[Dataset entries]
* BEGIN *
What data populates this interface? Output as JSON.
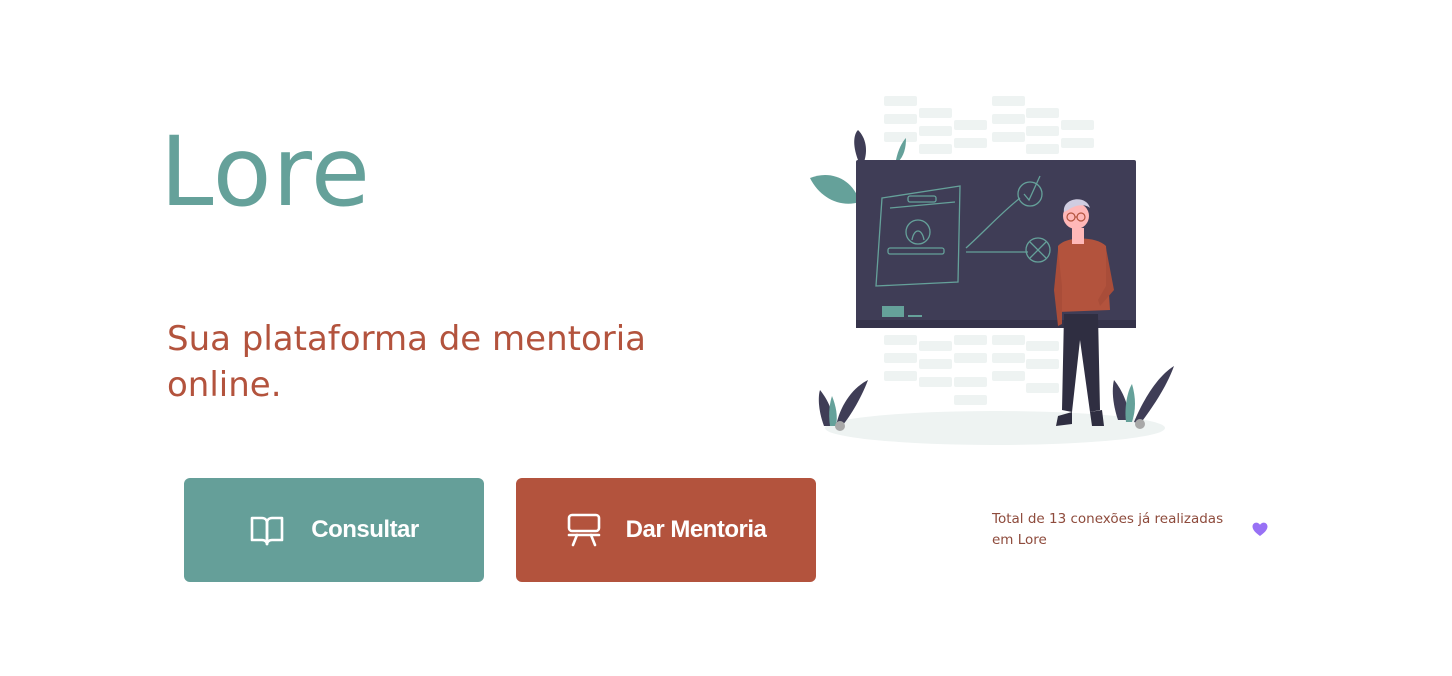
{
  "brand": {
    "name": "Lore"
  },
  "hero": {
    "tagline": "Sua plataforma de mentoria online."
  },
  "actions": {
    "consult_label": "Consultar",
    "consult_icon": "book-open-icon",
    "mentor_label": "Dar Mentoria",
    "mentor_icon": "presentation-board-icon"
  },
  "footer": {
    "connections_text": "Total de 13 conexões já realizadas em Lore",
    "heart_icon": "heart-icon"
  },
  "colors": {
    "teal": "#659f99",
    "terracotta": "#b3533d",
    "board": "#3f3d56",
    "heart": "#9871f5"
  }
}
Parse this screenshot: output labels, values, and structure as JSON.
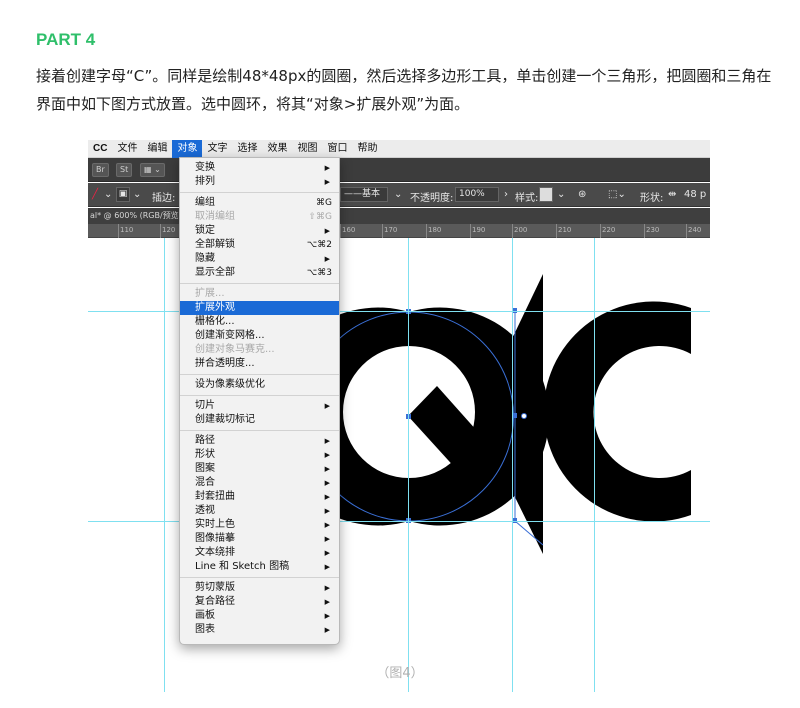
* END *
Write out the entries above verbatim; the pictures do not belong in your copy.

Finished answer —
What data populates this interface? Output as JSON.
{
  "brand": {
    "name": "Lore"
  },
  "hero": {
    "tagline": "Sua plataforma de mentoria online."
  },
  "actions": {
    "consult_label": "Consultar",
    "consult_icon": "book-open-icon",
    "mentor_label": "Dar Mentoria",
    "mentor_icon": "presentation-board-icon"
  },
  "footer": {
    "connections_text": "Total de 13 conexões já realizadas em Lore",
    "heart_icon": "heart-icon"
  },
  "colors": {
    "teal": "#659f99",
    "terracotta": "#b3533d",
    "board": "#3f3d56",
    "heart": "#9871f5"
  }
}
Parse this screenshot: output labels, values, and structure as JSON.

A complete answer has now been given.